In the records below, pick out all lines containing the word "TIMINGS".

--- start Provided records ---

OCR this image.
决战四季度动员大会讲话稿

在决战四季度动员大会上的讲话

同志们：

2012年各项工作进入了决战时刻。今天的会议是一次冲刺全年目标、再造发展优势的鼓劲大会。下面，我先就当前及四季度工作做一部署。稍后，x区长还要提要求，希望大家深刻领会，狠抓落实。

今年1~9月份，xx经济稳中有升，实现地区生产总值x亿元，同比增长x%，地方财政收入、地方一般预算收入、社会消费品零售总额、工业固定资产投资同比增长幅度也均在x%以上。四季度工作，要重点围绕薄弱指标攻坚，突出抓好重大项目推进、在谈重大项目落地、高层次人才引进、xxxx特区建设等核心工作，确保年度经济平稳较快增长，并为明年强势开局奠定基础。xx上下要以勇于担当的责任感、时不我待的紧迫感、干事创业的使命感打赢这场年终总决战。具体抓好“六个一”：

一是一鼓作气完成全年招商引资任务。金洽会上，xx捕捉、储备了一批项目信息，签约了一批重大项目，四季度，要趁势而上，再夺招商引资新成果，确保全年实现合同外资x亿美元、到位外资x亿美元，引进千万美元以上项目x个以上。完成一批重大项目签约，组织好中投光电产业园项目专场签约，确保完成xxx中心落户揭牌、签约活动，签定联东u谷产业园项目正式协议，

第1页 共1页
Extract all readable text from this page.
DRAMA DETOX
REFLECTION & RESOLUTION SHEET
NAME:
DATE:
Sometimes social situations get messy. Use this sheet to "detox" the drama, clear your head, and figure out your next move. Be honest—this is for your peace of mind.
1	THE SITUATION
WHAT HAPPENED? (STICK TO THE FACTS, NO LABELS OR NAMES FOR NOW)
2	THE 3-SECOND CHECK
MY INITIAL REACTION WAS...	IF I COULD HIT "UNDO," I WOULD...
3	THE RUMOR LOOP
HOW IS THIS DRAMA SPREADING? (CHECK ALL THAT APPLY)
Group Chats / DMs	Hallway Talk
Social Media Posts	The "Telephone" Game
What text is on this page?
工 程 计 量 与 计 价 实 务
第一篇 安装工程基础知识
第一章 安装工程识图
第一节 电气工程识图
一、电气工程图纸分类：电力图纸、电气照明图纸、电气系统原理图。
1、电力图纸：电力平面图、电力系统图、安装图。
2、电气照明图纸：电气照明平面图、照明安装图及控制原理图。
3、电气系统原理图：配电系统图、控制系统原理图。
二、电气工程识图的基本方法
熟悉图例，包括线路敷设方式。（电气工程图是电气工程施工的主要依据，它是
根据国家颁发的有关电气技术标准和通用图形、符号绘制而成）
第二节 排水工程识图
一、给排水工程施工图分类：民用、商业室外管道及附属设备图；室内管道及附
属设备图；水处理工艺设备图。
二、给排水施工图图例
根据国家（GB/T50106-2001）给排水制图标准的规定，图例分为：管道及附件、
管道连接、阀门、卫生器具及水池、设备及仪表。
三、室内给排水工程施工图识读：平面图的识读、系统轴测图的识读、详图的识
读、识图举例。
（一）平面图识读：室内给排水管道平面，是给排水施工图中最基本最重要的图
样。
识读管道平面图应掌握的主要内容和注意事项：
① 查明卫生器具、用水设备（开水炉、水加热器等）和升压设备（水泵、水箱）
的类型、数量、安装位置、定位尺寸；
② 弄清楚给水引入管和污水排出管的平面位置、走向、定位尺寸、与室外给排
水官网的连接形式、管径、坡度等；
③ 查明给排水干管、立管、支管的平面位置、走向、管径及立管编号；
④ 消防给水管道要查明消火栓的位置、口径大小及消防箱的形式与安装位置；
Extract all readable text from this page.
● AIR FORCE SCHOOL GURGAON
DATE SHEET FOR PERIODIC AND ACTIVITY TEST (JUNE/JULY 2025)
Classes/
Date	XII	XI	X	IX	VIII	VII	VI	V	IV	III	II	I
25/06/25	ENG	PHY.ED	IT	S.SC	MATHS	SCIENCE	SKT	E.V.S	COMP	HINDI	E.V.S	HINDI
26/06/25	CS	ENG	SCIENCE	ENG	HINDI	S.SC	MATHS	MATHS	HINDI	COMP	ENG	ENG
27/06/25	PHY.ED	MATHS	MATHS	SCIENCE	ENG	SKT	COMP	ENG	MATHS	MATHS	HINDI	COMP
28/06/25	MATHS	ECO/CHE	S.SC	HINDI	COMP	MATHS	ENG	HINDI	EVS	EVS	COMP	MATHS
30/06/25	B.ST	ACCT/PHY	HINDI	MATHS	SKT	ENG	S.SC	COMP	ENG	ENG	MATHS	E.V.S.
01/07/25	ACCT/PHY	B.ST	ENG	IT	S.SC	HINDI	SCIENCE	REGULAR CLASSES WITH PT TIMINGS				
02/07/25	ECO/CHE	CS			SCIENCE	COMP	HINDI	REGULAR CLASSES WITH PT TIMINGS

--- end Provided records ---

**Response**
01/07/25	ACCT/PHY	B.ST	ENG	IT	S.SC	HINDI	SCIENCE	REGULAR CLASSES WITH PT TIMINGS				
02/07/25	ECO/CHE	CS			SCIENCE	COMP	HINDI	REGULAR CLASSES WITH PT TIMINGS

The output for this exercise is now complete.